▶ Your objective:
Rewrite the data below with every "y-tick-label" replaced by "y-axis-label". Leave everything else untouched.

-- Given records start --

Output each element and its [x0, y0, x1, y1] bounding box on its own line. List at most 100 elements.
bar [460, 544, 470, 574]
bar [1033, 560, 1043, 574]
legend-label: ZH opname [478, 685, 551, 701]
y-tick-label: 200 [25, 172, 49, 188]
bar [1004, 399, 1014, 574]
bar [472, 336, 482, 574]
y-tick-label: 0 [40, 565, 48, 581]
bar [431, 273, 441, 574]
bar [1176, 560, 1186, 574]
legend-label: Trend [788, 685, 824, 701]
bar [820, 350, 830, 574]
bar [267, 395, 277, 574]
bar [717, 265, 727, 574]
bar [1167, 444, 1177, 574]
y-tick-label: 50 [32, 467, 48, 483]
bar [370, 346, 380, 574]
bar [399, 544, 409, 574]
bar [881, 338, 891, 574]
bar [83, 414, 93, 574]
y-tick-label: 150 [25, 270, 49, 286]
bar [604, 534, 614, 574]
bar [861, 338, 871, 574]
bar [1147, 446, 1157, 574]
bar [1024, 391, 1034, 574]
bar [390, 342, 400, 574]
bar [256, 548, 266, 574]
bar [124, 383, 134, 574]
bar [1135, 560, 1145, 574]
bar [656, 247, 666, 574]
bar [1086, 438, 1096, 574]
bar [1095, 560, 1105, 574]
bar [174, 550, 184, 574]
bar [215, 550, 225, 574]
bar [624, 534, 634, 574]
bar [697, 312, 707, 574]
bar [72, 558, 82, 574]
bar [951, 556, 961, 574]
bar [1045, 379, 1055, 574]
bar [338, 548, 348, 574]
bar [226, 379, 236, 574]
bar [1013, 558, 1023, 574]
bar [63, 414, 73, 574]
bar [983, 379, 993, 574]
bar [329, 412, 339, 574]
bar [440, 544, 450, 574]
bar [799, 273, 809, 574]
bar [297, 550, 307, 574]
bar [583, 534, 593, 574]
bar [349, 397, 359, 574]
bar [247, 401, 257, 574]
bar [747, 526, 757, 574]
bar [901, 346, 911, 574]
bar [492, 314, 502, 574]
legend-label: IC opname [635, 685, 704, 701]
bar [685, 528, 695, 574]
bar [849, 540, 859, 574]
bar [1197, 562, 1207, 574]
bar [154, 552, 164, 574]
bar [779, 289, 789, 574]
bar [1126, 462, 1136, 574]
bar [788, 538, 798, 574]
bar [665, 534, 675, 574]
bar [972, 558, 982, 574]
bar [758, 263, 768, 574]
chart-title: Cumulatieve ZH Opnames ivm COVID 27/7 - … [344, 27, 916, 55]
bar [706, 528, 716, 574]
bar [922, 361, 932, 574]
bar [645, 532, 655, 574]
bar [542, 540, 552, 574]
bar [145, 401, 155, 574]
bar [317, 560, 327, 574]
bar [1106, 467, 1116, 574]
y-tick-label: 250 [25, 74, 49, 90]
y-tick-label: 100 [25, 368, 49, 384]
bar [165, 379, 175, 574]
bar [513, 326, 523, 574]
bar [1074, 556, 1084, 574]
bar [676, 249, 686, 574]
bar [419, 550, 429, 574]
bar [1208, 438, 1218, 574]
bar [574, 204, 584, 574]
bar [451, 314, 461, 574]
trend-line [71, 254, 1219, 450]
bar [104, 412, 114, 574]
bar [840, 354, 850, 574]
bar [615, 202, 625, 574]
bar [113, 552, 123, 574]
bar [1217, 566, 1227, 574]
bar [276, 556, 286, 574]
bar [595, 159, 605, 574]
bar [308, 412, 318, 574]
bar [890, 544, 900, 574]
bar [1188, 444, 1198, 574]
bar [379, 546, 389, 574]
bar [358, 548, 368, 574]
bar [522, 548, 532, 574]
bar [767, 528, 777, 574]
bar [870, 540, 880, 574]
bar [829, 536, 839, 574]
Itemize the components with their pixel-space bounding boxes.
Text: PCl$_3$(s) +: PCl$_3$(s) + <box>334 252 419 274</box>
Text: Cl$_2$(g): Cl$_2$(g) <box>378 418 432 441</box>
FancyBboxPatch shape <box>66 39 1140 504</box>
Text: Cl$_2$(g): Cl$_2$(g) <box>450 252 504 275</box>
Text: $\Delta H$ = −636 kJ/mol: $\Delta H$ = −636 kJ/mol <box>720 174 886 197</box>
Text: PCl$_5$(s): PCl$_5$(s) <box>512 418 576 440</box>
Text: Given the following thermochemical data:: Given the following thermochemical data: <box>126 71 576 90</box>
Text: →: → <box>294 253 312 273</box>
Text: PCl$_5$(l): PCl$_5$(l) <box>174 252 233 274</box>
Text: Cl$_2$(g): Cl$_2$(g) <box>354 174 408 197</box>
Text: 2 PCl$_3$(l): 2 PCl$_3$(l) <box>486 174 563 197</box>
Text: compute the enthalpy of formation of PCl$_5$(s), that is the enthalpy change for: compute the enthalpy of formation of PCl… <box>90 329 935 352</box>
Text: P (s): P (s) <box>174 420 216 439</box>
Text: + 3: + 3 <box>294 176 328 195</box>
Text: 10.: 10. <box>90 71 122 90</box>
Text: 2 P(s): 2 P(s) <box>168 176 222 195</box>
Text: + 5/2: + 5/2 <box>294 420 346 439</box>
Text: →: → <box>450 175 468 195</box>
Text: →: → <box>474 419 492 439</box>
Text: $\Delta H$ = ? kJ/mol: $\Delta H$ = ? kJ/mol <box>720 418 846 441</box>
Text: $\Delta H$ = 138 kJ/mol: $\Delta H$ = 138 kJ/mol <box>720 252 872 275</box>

-- Given records end --

▶ The reply:
Output each element and its [x0, y0, x1, y1] bounding box on its own line. List at most 100 elements.
bar [460, 544, 470, 574]
bar [1033, 560, 1043, 574]
legend-label: ZH opname [478, 685, 551, 701]
y-axis-label: 200 [25, 172, 49, 188]
bar [1004, 399, 1014, 574]
bar [472, 336, 482, 574]
y-axis-label: 0 [40, 565, 48, 581]
bar [431, 273, 441, 574]
bar [1176, 560, 1186, 574]
legend-label: Trend [788, 685, 824, 701]
bar [820, 350, 830, 574]
bar [267, 395, 277, 574]
bar [717, 265, 727, 574]
bar [1167, 444, 1177, 574]
y-axis-label: 50 [32, 467, 48, 483]
bar [370, 346, 380, 574]
bar [399, 544, 409, 574]
bar [881, 338, 891, 574]
bar [83, 414, 93, 574]
y-axis-label: 150 [25, 270, 49, 286]
bar [604, 534, 614, 574]
bar [861, 338, 871, 574]
bar [1147, 446, 1157, 574]
bar [1024, 391, 1034, 574]
bar [390, 342, 400, 574]
bar [256, 548, 266, 574]
bar [124, 383, 134, 574]
bar [1135, 560, 1145, 574]
bar [656, 247, 666, 574]
bar [1086, 438, 1096, 574]
bar [1095, 560, 1105, 574]
bar [174, 550, 184, 574]
bar [215, 550, 225, 574]
bar [624, 534, 634, 574]
bar [697, 312, 707, 574]
bar [72, 558, 82, 574]
bar [951, 556, 961, 574]
bar [1045, 379, 1055, 574]
bar [338, 548, 348, 574]
bar [226, 379, 236, 574]
bar [1013, 558, 1023, 574]
bar [63, 414, 73, 574]
bar [983, 379, 993, 574]
bar [329, 412, 339, 574]
bar [440, 544, 450, 574]
bar [799, 273, 809, 574]
bar [297, 550, 307, 574]
bar [583, 534, 593, 574]
bar [349, 397, 359, 574]
bar [247, 401, 257, 574]
bar [747, 526, 757, 574]
bar [901, 346, 911, 574]
bar [492, 314, 502, 574]
legend-label: IC opname [635, 685, 704, 701]
bar [685, 528, 695, 574]
bar [849, 540, 859, 574]
bar [1197, 562, 1207, 574]
bar [154, 552, 164, 574]
bar [779, 289, 789, 574]
bar [1126, 462, 1136, 574]
bar [788, 538, 798, 574]
bar [665, 534, 675, 574]
bar [972, 558, 982, 574]
bar [758, 263, 768, 574]
chart-title: Cumulatieve ZH Opnames ivm COVID 27/7 - … [344, 27, 916, 55]
bar [706, 528, 716, 574]
bar [922, 361, 932, 574]
bar [645, 532, 655, 574]
bar [542, 540, 552, 574]
bar [145, 401, 155, 574]
bar [317, 560, 327, 574]
bar [1106, 467, 1116, 574]
y-axis-label: 250 [25, 74, 49, 90]
y-axis-label: 100 [25, 368, 49, 384]
bar [165, 379, 175, 574]
bar [513, 326, 523, 574]
bar [1074, 556, 1084, 574]
bar [676, 249, 686, 574]
bar [419, 550, 429, 574]
bar [1208, 438, 1218, 574]
bar [574, 204, 584, 574]
bar [451, 314, 461, 574]
trend-line [71, 254, 1219, 450]
bar [104, 412, 114, 574]
bar [840, 354, 850, 574]
bar [615, 202, 625, 574]
bar [113, 552, 123, 574]
bar [1217, 566, 1227, 574]
bar [276, 556, 286, 574]
bar [595, 159, 605, 574]
bar [308, 412, 318, 574]
bar [890, 544, 900, 574]
bar [1188, 444, 1198, 574]
bar [379, 546, 389, 574]
bar [358, 548, 368, 574]
bar [522, 548, 532, 574]
bar [767, 528, 777, 574]
bar [870, 540, 880, 574]
bar [829, 536, 839, 574]
Itemize the components with their pixel-space bounding boxes.
Text: PCl$_3$(s) +: PCl$_3$(s) + <box>334 252 419 274</box>
Text: Cl$_2$(g): Cl$_2$(g) <box>378 418 432 441</box>
FancyBboxPatch shape <box>66 39 1140 504</box>
Text: Cl$_2$(g): Cl$_2$(g) <box>450 252 504 275</box>
Text: $\Delta H$ = −636 kJ/mol: $\Delta H$ = −636 kJ/mol <box>720 174 886 197</box>
Text: PCl$_5$(s): PCl$_5$(s) <box>512 418 576 440</box>
Text: Given the following thermochemical data:: Given the following thermochemical data: <box>126 71 576 90</box>
Text: →: → <box>294 253 312 273</box>
Text: PCl$_5$(l): PCl$_5$(l) <box>174 252 233 274</box>
Text: Cl$_2$(g): Cl$_2$(g) <box>354 174 408 197</box>
Text: 2 PCl$_3$(l): 2 PCl$_3$(l) <box>486 174 563 197</box>
Text: compute the enthalpy of formation of PCl$_5$(s), that is the enthalpy change for: compute the enthalpy of formation of PCl… <box>90 329 935 352</box>
Text: P (s): P (s) <box>174 420 216 439</box>
Text: + 3: + 3 <box>294 176 328 195</box>
Text: 10.: 10. <box>90 71 122 90</box>
Text: 2 P(s): 2 P(s) <box>168 176 222 195</box>
Text: + 5/2: + 5/2 <box>294 420 346 439</box>
Text: →: → <box>450 175 468 195</box>
Text: →: → <box>474 419 492 439</box>
Text: $\Delta H$ = ? kJ/mol: $\Delta H$ = ? kJ/mol <box>720 418 846 441</box>
Text: $\Delta H$ = 138 kJ/mol: $\Delta H$ = 138 kJ/mol <box>720 252 872 275</box>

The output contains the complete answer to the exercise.